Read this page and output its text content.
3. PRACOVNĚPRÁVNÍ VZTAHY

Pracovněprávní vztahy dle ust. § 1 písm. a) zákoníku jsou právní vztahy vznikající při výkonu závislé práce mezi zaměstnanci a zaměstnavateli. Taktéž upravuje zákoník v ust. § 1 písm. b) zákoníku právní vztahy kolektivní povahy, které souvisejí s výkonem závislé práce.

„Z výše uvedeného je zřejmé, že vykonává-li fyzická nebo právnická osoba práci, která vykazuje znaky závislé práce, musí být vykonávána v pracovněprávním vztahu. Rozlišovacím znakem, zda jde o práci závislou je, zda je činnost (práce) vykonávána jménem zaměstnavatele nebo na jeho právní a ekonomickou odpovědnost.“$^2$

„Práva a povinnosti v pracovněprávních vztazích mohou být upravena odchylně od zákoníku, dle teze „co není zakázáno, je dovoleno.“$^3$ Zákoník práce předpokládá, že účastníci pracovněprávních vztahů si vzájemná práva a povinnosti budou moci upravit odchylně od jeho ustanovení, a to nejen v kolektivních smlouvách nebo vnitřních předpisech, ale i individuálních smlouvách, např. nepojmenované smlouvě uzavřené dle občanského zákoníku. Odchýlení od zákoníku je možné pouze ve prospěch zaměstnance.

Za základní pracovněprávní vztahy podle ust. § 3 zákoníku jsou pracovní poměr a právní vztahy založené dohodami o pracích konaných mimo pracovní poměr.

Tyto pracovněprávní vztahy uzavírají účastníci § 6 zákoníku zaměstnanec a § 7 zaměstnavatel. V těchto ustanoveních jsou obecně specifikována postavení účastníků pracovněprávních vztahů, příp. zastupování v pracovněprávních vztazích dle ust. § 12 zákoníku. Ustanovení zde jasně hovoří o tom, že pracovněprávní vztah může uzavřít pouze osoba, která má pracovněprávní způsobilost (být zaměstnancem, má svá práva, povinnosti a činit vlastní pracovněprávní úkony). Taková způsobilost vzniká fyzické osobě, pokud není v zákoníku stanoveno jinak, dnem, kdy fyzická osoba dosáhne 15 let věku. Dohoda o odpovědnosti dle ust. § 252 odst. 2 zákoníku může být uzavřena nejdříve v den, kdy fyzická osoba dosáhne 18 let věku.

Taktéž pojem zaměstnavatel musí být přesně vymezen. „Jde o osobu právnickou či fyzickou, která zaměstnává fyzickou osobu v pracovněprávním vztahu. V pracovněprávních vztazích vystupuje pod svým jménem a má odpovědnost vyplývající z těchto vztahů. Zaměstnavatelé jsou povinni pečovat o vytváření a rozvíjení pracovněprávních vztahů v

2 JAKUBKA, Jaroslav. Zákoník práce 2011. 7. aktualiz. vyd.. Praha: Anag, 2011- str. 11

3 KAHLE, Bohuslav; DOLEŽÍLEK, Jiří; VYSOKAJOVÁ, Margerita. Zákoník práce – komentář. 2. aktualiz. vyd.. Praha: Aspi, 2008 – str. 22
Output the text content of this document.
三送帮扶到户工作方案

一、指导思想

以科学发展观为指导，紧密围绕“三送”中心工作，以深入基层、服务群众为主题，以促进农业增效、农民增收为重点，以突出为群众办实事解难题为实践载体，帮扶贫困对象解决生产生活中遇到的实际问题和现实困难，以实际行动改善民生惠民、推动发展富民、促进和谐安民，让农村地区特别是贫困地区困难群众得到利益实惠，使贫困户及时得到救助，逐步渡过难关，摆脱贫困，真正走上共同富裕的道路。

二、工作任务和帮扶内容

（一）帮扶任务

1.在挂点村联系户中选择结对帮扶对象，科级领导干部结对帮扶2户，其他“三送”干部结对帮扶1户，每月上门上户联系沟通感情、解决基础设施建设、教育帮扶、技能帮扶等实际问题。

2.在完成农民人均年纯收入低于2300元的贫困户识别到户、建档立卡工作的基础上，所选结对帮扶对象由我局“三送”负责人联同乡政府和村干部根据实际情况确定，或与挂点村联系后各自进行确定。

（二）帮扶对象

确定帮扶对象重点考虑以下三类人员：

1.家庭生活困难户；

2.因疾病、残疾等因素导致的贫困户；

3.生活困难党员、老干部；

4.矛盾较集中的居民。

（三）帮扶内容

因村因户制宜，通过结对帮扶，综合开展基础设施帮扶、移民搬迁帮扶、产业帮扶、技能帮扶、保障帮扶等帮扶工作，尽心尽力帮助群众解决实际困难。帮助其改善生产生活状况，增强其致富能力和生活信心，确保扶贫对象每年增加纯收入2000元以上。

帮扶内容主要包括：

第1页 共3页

= = = = =

» **Given request**: Extract the data in full. Keep it word for word.

» **Reply**:
Read this page and output its text content.
3. PRACOVNĚPRÁVNÍ VZTAHY

Pracovněprávní vztahy dle ust. § 1 písm. a) zákoníku jsou právní vztahy vznikající při výkonu závislé práce mezi zaměstnanci a zaměstnavateli. Taktéž upravuje zákoník v ust. § 1 písm. b) zákoníku právní vztahy kolektivní povahy, které souvisejí s výkonem závislé práce.

„Z výše uvedeného je zřejmé, že vykonává-li fyzická nebo právnická osoba práci, která vykazuje znaky závislé práce, musí být vykonávána v pracovněprávním vztahu. Rozlišovacím znakem, zda jde o práci závislou je, zda je činnost (práce) vykonávána jménem zaměstnavatele nebo na jeho právní a ekonomickou odpovědnost.“$^2$

„Práva a povinnosti v pracovněprávních vztazích mohou být upravena odchylně od zákoníku, dle teze „co není zakázáno, je dovoleno.“$^3$ Zákoník práce předpokládá, že účastníci pracovněprávních vztahů si vzájemná práva a povinnosti budou moci upravit odchylně od jeho ustanovení, a to nejen v kolektivních smlouvách nebo vnitřních předpisech, ale i individuálních smlouvách, např. nepojmenované smlouvě uzavřené dle občanského zákoníku. Odchýlení od zákoníku je možné pouze ve prospěch zaměstnance.

Za základní pracovněprávní vztahy podle ust. § 3 zákoníku jsou pracovní poměr a právní vztahy založené dohodami o pracích konaných mimo pracovní poměr.

Tyto pracovněprávní vztahy uzavírají účastníci § 6 zákoníku zaměstnanec a § 7 zaměstnavatel. V těchto ustanoveních jsou obecně specifikována postavení účastníků pracovněprávních vztahů, příp. zastupování v pracovněprávních vztazích dle ust. § 12 zákoníku. Ustanovení zde jasně hovoří o tom, že pracovněprávní vztah může uzavřít pouze osoba, která má pracovněprávní způsobilost (být zaměstnancem, má svá práva, povinnosti a činit vlastní pracovněprávní úkony). Taková způsobilost vzniká fyzické osobě, pokud není v zákoníku stanoveno jinak, dnem, kdy fyzická osoba dosáhne 15 let věku. Dohoda o odpovědnosti dle ust. § 252 odst. 2 zákoníku může být uzavřena nejdříve v den, kdy fyzická osoba dosáhne 18 let věku.

Taktéž pojem zaměstnavatel musí být přesně vymezen. „Jde o osobu právnickou či fyzickou, která zaměstnává fyzickou osobu v pracovněprávním vztahu. V pracovněprávních vztazích vystupuje pod svým jménem a má odpovědnost vyplývající z těchto vztahů. Zaměstnavatelé jsou povinni pečovat o vytváření a rozvíjení pracovněprávních vztahů v

2 JAKUBKA, Jaroslav. Zákoník práce 2011. 7. aktualiz. vyd.. Praha: Anag, 2011- str. 11

3 KAHLE, Bohuslav; DOLEŽÍLEK, Jiří; VYSOKAJOVÁ, Margerita. Zákoník práce – komentář. 2. aktualiz. vyd.. Praha: Aspi, 2008 – str. 22
Output the text content of this document.
三送帮扶到户工作方案

一、指导思想

以科学发展观为指导，紧密围绕“三送”中心工作，以深入基层、服务群众为主题，以促进农业增效、农民增收为重点，以突出为群众办实事解难题为实践载体，帮扶贫困对象解决生产生活中遇到的实际问题和现实困难，以实际行动改善民生惠民、推动发展富民、促进和谐安民，让农村地区特别是贫困地区困难群众得到利益实惠，使贫困户及时得到救助，逐步渡过难关，摆脱贫困，真正走上共同富裕的道路。

二、工作任务和帮扶内容

（一）帮扶任务

1.在挂点村联系户中选择结对帮扶对象，科级领导干部结对帮扶2户，其他“三送”干部结对帮扶1户，每月上门上户联系沟通感情、解决基础设施建设、教育帮扶、技能帮扶等实际问题。

2.在完成农民人均年纯收入低于2300元的贫困户识别到户、建档立卡工作的基础上，所选结对帮扶对象由我局“三送”负责人联同乡政府和村干部根据实际情况确定，或与挂点村联系后各自进行确定。

（二）帮扶对象

确定帮扶对象重点考虑以下三类人员：

1.家庭生活困难户；

2.因疾病、残疾等因素导致的贫困户；

3.生活困难党员、老干部；

4.矛盾较集中的居民。

（三）帮扶内容

因村因户制宜，通过结对帮扶，综合开展基础设施帮扶、移民搬迁帮扶、产业帮扶、技能帮扶、保障帮扶等帮扶工作，尽心尽力帮助群众解决实际困难。帮助其改善生产生活状况，增强其致富能力和生活信心，确保扶贫对象每年增加纯收入2000元以上。

帮扶内容主要包括：

第1页 共3页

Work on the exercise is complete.